-- start --

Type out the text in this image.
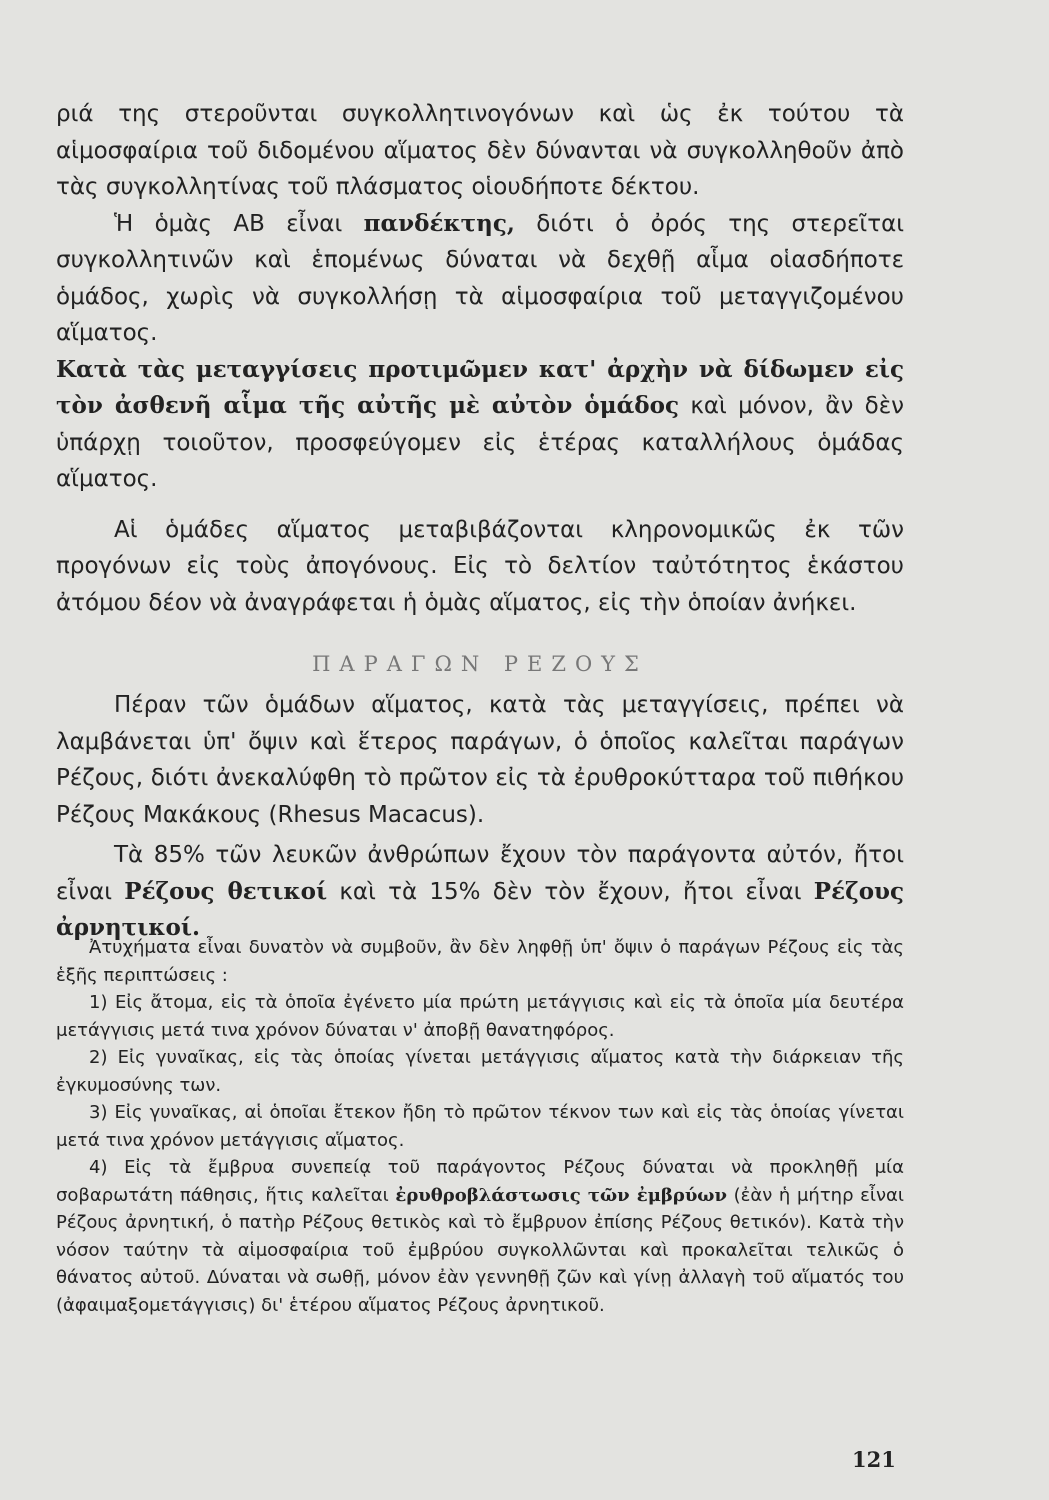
ριά της στεροῦνται συγκολλητινογόνων καὶ ὡς ἐκ τούτου τὰ αἱμοσφαίρια τοῦ διδομένου αἵματος δὲν δύνανται νὰ συγκολληθοῦν ἀπὸ τὰς συγκολλητίνας τοῦ πλάσματος οἱουδήποτε δέκτου.

Ἡ ὁμὰς ΑΒ εἶναι πανδέκτης, διότι ὁ ὀρός της στερεῖται συγκολλητινῶν καὶ ἑπομένως δύναται νὰ δεχθῇ αἷμα οἱασδήποτε ὁμάδος, χωρὶς νὰ συγκολλήσῃ τὰ αἱμοσφαίρια τοῦ μεταγγιζομένου αἵματος.

Κατὰ τὰς μεταγγίσεις προτιμῶμεν κατ' ἀρχὴν νὰ δίδωμεν εἰς τὸν ἀσθενῆ αἷμα τῆς αὐτῆς μὲ αὐτὸν ὁμάδος καὶ μόνον, ἂν δὲν ὑπάρχῃ τοιοῦτον, προσφεύγομεν εἰς ἑτέρας καταλλήλους ὁμάδας αἵματος.

Αἱ ὁμάδες αἵματος μεταβιβάζονται κληρονομικῶς ἐκ τῶν προγόνων εἰς τοὺς ἀπογόνους. Εἰς τὸ δελτίον ταὐτότητος ἑκάστου ἀτόμου δέον νὰ ἀναγράφεται ἡ ὁμὰς αἵματος, εἰς τὴν ὁποίαν ἀνήκει.

ΠΑΡΑΓΩΝ ΡΕΖΟΥΣ

Πέραν τῶν ὁμάδων αἵματος, κατὰ τὰς μεταγγίσεις, πρέπει νὰ λαμβάνεται ὑπ' ὄψιν καὶ ἕτερος παράγων, ὁ ὁποῖος καλεῖται παράγων Ρέζους, διότι ἀνεκαλύφθη τὸ πρῶτον εἰς τὰ ἐρυθροκύτταρα τοῦ πιθήκου Ρέζους Μακάκους (Rhesus Macacus).

Τὰ 85% τῶν λευκῶν ἀνθρώπων ἔχουν τὸν παράγοντα αὐτόν, ἤτοι εἶναι Ρέζους θετικοί καὶ τὰ 15% δὲν τὸν ἔχουν, ἤτοι εἶναι Ρέζους ἀρνητικοί.

Ἀτυχήματα εἶναι δυνατὸν νὰ συμβοῦν, ἂν δὲν ληφθῇ ὑπ' ὄψιν ὁ παράγων Ρέζους εἰς τὰς ἑξῆς περιπτώσεις :

1) Εἰς ἄτομα, εἰς τὰ ὁποῖα ἐγένετο μία πρώτη μετάγγισις καὶ εἰς τὰ ὁποῖα μία δευτέρα μετάγγισις μετά τινα χρόνον δύναται ν' ἀποβῇ θανατηφόρος.

2) Εἰς γυναῖκας, εἰς τὰς ὁποίας γίνεται μετάγγισις αἵματος κατὰ τὴν διάρκειαν τῆς ἐγκυμοσύνης των.

3) Εἰς γυναῖκας, αἱ ὁποῖαι ἔτεκον ἤδη τὸ πρῶτον τέκνον των καὶ εἰς τὰς ὁποίας γίνεται μετά τινα χρόνον μετάγγισις αἵματος.

4) Εἰς τὰ ἔμβρυα συνεπείᾳ τοῦ παράγοντος Ρέζους δύναται νὰ προκληθῇ μία σοβαρωτάτη πάθησις, ἥτις καλεῖται ἐρυθροβλάστωσις τῶν ἐμβρύων (ἐὰν ἡ μήτηρ εἶναι Ρέζους ἀρνητική, ὁ πατὴρ Ρέζους θετικὸς καὶ τὸ ἔμβρυον ἐπίσης Ρέζους θετικόν). Κατὰ τὴν νόσον ταύτην τὰ αἱμοσφαίρια τοῦ ἐμβρύου συγκολλῶνται καὶ προκαλεῖται τελικῶς ὁ θάνατος αὐτοῦ. Δύναται νὰ σωθῇ, μόνον ἐὰν γεννηθῇ ζῶν καὶ γίνῃ ἀλλαγὴ τοῦ αἵματός του (ἀφαιμαξομετάγγισις) δι' ἑτέρου αἵματος Ρέζους ἀρνητικοῦ.

121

-- end --

> _Given exercise_:
Repeat the records word for word. Any picture in them should be left out.

> _Correct response_:
Type out the text in this image.
ριά της στεροῦνται συγκολλητινογόνων καὶ ὡς ἐκ τούτου τὰ αἱμοσφαίρια τοῦ διδομένου αἵματος δὲν δύνανται νὰ συγκολληθοῦν ἀπὸ τὰς συγκολλητίνας τοῦ πλάσματος οἱουδήποτε δέκτου.

Ἡ ὁμὰς ΑΒ εἶναι πανδέκτης, διότι ὁ ὀρός της στερεῖται συγκολλητινῶν καὶ ἑπομένως δύναται νὰ δεχθῇ αἷμα οἱασδήποτε ὁμάδος, χωρὶς νὰ συγκολλήσῃ τὰ αἱμοσφαίρια τοῦ μεταγγιζομένου αἵματος.

Κατὰ τὰς μεταγγίσεις προτιμῶμεν κατ' ἀρχὴν νὰ δίδωμεν εἰς τὸν ἀσθενῆ αἷμα τῆς αὐτῆς μὲ αὐτὸν ὁμάδος καὶ μόνον, ἂν δὲν ὑπάρχῃ τοιοῦτον, προσφεύγομεν εἰς ἑτέρας καταλλήλους ὁμάδας αἵματος.

Αἱ ὁμάδες αἵματος μεταβιβάζονται κληρονομικῶς ἐκ τῶν προγόνων εἰς τοὺς ἀπογόνους. Εἰς τὸ δελτίον ταὐτότητος ἑκάστου ἀτόμου δέον νὰ ἀναγράφεται ἡ ὁμὰς αἵματος, εἰς τὴν ὁποίαν ἀνήκει.

ΠΑΡΑΓΩΝ ΡΕΖΟΥΣ

Πέραν τῶν ὁμάδων αἵματος, κατὰ τὰς μεταγγίσεις, πρέπει νὰ λαμβάνεται ὑπ' ὄψιν καὶ ἕτερος παράγων, ὁ ὁποῖος καλεῖται παράγων Ρέζους, διότι ἀνεκαλύφθη τὸ πρῶτον εἰς τὰ ἐρυθροκύτταρα τοῦ πιθήκου Ρέζους Μακάκους (Rhesus Macacus).

Τὰ 85% τῶν λευκῶν ἀνθρώπων ἔχουν τὸν παράγοντα αὐτόν, ἤτοι εἶναι Ρέζους θετικοί καὶ τὰ 15% δὲν τὸν ἔχουν, ἤτοι εἶναι Ρέζους ἀρνητικοί.

Ἀτυχήματα εἶναι δυνατὸν νὰ συμβοῦν, ἂν δὲν ληφθῇ ὑπ' ὄψιν ὁ παράγων Ρέζους εἰς τὰς ἑξῆς περιπτώσεις :

1) Εἰς ἄτομα, εἰς τὰ ὁποῖα ἐγένετο μία πρώτη μετάγγισις καὶ εἰς τὰ ὁποῖα μία δευτέρα μετάγγισις μετά τινα χρόνον δύναται ν' ἀποβῇ θανατηφόρος.

2) Εἰς γυναῖκας, εἰς τὰς ὁποίας γίνεται μετάγγισις αἵματος κατὰ τὴν διάρκειαν τῆς ἐγκυμοσύνης των.

3) Εἰς γυναῖκας, αἱ ὁποῖαι ἔτεκον ἤδη τὸ πρῶτον τέκνον των καὶ εἰς τὰς ὁποίας γίνεται μετά τινα χρόνον μετάγγισις αἵματος.

4) Εἰς τὰ ἔμβρυα συνεπείᾳ τοῦ παράγοντος Ρέζους δύναται νὰ προκληθῇ μία σοβαρωτάτη πάθησις, ἥτις καλεῖται ἐρυθροβλάστωσις τῶν ἐμβρύων (ἐὰν ἡ μήτηρ εἶναι Ρέζους ἀρνητική, ὁ πατὴρ Ρέζους θετικὸς καὶ τὸ ἔμβρυον ἐπίσης Ρέζους θετικόν). Κατὰ τὴν νόσον ταύτην τὰ αἱμοσφαίρια τοῦ ἐμβρύου συγκολλῶνται καὶ προκαλεῖται τελικῶς ὁ θάνατος αὐτοῦ. Δύναται νὰ σωθῇ, μόνον ἐὰν γεννηθῇ ζῶν καὶ γίνῃ ἀλλαγὴ τοῦ αἵματός του (ἀφαιμαξομετάγγισις) δι' ἑτέρου αἵματος Ρέζους ἀρνητικοῦ.

121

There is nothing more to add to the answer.